### WHAT THE TASK ASKS
Send back all the data below, exactly as given.

#####

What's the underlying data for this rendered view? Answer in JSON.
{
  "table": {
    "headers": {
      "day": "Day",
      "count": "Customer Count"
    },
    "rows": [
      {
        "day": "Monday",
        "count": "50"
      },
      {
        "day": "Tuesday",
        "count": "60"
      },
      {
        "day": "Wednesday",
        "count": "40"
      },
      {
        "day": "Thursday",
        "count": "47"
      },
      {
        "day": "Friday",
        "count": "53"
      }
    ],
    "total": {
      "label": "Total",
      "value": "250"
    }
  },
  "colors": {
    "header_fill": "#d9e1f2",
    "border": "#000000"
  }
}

#####

### RESULT OF THE TASK
What's the underlying data for this rendered view? Answer in JSON.
{
  "table": {
    "headers": {
      "day": "Day",
      "count": "Customer Count"
    },
    "rows": [
      {
        "day": "Monday",
        "count": "50"
      },
      {
        "day": "Tuesday",
        "count": "60"
      },
      {
        "day": "Wednesday",
        "count": "40"
      },
      {
        "day": "Thursday",
        "count": "47"
      },
      {
        "day": "Friday",
        "count": "53"
      }
    ],
    "total": {
      "label": "Total",
      "value": "250"
    }
  },
  "colors": {
    "header_fill": "#d9e1f2",
    "border": "#000000"
  }
}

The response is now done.